### Given instruction
Retype each line of the material exactly, please, skipping any picture in it.

···

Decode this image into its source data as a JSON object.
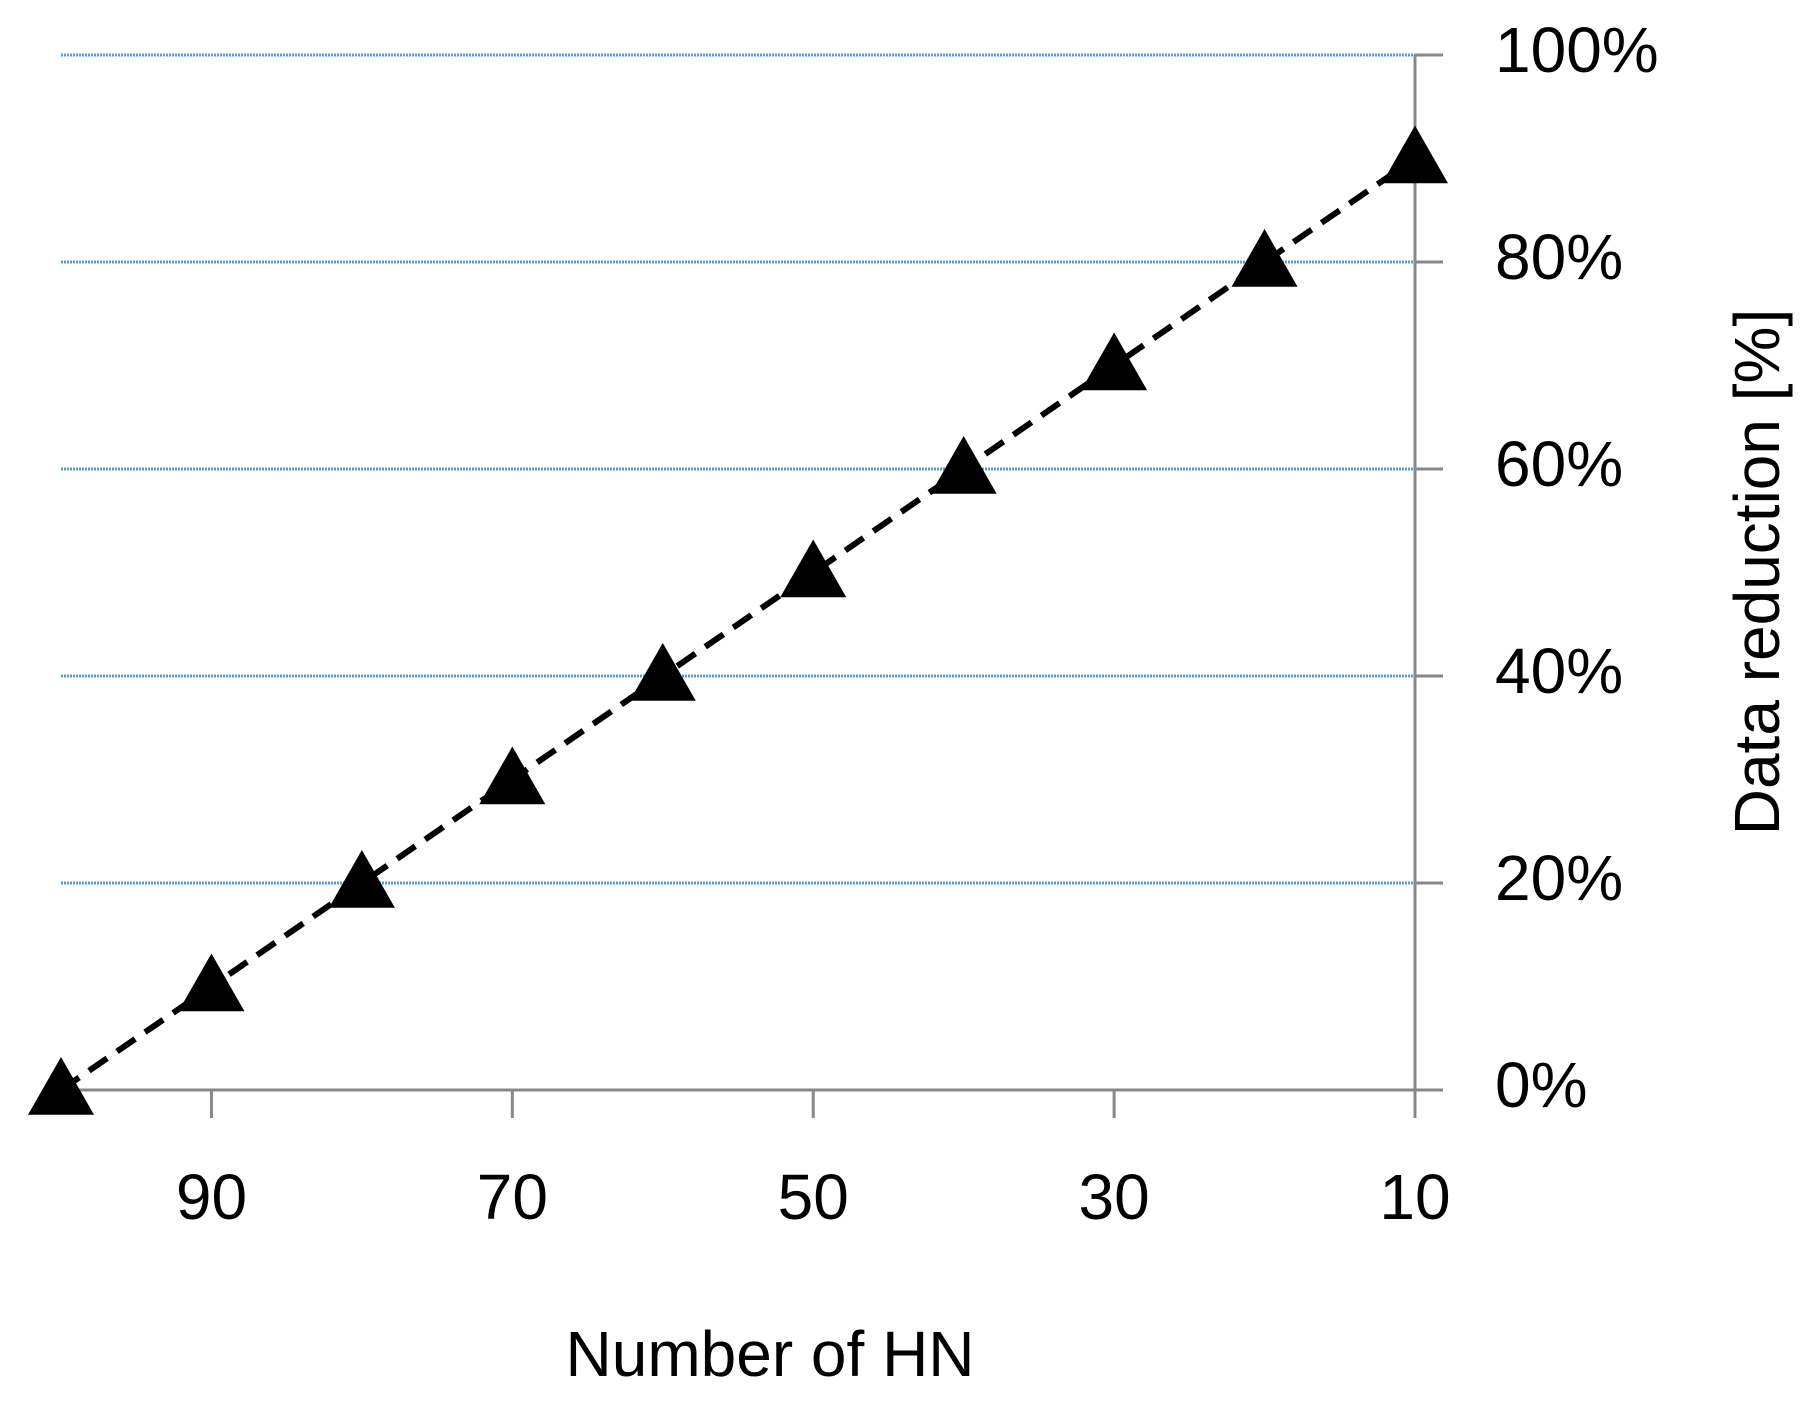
{
  "chart_data": {
    "type": "line",
    "x_label": "Number of HN",
    "y_label": "Data reduction [%]",
    "x": [
      100,
      90,
      80,
      70,
      60,
      50,
      40,
      30,
      20,
      10
    ],
    "values": [
      0,
      10,
      20,
      30,
      40,
      50,
      60,
      70,
      80,
      90
    ],
    "color": "#000000",
    "xlim": [
      100,
      10
    ],
    "xticks": [
      90,
      70,
      50,
      30,
      10
    ],
    "ylim": [
      0,
      100
    ],
    "yticks": [
      {
        "value": 0,
        "label": "0%"
      },
      {
        "value": 20,
        "label": "20%"
      },
      {
        "value": 40,
        "label": "40%"
      },
      {
        "value": 60,
        "label": "60%"
      },
      {
        "value": 80,
        "label": "80%"
      },
      {
        "value": 100,
        "label": "100%"
      }
    ],
    "grid": true,
    "grid_color": "#5b9bd5"
  }
}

···

### The solution
Decode this image into its source data as a JSON object.
{
  "chart_data": {
    "type": "line",
    "x_label": "Number of HN",
    "y_label": "Data reduction [%]",
    "x": [
      100,
      90,
      80,
      70,
      60,
      50,
      40,
      30,
      20,
      10
    ],
    "values": [
      0,
      10,
      20,
      30,
      40,
      50,
      60,
      70,
      80,
      90
    ],
    "color": "#000000",
    "xlim": [
      100,
      10
    ],
    "xticks": [
      90,
      70,
      50,
      30,
      10
    ],
    "ylim": [
      0,
      100
    ],
    "yticks": [
      {
        "value": 0,
        "label": "0%"
      },
      {
        "value": 20,
        "label": "20%"
      },
      {
        "value": 40,
        "label": "40%"
      },
      {
        "value": 60,
        "label": "60%"
      },
      {
        "value": 80,
        "label": "80%"
      },
      {
        "value": 100,
        "label": "100%"
      }
    ],
    "grid": true,
    "grid_color": "#5b9bd5"
  }
}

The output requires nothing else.